**Instruction:** Write out every line of the material exactly as it appears.

**Collected data entries:**
<<<<
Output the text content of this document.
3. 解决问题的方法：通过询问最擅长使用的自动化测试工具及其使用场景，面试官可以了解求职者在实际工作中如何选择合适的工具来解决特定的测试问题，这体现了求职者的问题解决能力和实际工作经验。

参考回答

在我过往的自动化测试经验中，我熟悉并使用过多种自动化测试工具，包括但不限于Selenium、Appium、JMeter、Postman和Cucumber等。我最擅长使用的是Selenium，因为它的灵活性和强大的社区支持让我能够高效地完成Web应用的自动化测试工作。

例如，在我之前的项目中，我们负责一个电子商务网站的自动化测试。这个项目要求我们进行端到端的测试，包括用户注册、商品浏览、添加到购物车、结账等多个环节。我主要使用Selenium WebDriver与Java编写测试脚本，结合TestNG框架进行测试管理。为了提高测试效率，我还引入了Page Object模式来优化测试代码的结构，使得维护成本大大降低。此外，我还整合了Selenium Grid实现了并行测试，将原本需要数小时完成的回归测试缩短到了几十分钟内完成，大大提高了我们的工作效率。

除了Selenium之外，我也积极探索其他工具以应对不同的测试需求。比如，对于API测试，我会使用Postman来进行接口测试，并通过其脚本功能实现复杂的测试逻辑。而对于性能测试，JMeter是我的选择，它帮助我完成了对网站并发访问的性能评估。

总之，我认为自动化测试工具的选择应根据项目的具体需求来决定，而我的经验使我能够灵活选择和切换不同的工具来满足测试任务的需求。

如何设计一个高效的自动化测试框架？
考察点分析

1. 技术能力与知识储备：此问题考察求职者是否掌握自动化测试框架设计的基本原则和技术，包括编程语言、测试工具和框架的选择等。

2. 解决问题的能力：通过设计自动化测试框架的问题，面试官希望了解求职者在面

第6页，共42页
>>>>
**Finished answer:**
Output the text content of this document.
3. 解决问题的方法：通过询问最擅长使用的自动化测试工具及其使用场景，面试官可以了解求职者在实际工作中如何选择合适的工具来解决特定的测试问题，这体现了求职者的问题解决能力和实际工作经验。

参考回答

在我过往的自动化测试经验中，我熟悉并使用过多种自动化测试工具，包括但不限于Selenium、Appium、JMeter、Postman和Cucumber等。我最擅长使用的是Selenium，因为它的灵活性和强大的社区支持让我能够高效地完成Web应用的自动化测试工作。

例如，在我之前的项目中，我们负责一个电子商务网站的自动化测试。这个项目要求我们进行端到端的测试，包括用户注册、商品浏览、添加到购物车、结账等多个环节。我主要使用Selenium WebDriver与Java编写测试脚本，结合TestNG框架进行测试管理。为了提高测试效率，我还引入了Page Object模式来优化测试代码的结构，使得维护成本大大降低。此外，我还整合了Selenium Grid实现了并行测试，将原本需要数小时完成的回归测试缩短到了几十分钟内完成，大大提高了我们的工作效率。

除了Selenium之外，我也积极探索其他工具以应对不同的测试需求。比如，对于API测试，我会使用Postman来进行接口测试，并通过其脚本功能实现复杂的测试逻辑。而对于性能测试，JMeter是我的选择，它帮助我完成了对网站并发访问的性能评估。

总之，我认为自动化测试工具的选择应根据项目的具体需求来决定，而我的经验使我能够灵活选择和切换不同的工具来满足测试任务的需求。

如何设计一个高效的自动化测试框架？
考察点分析

1. 技术能力与知识储备：此问题考察求职者是否掌握自动化测试框架设计的基本原则和技术，包括编程语言、测试工具和框架的选择等。

2. 解决问题的能力：通过设计自动化测试框架的问题，面试官希望了解求职者在面

第6页，共42页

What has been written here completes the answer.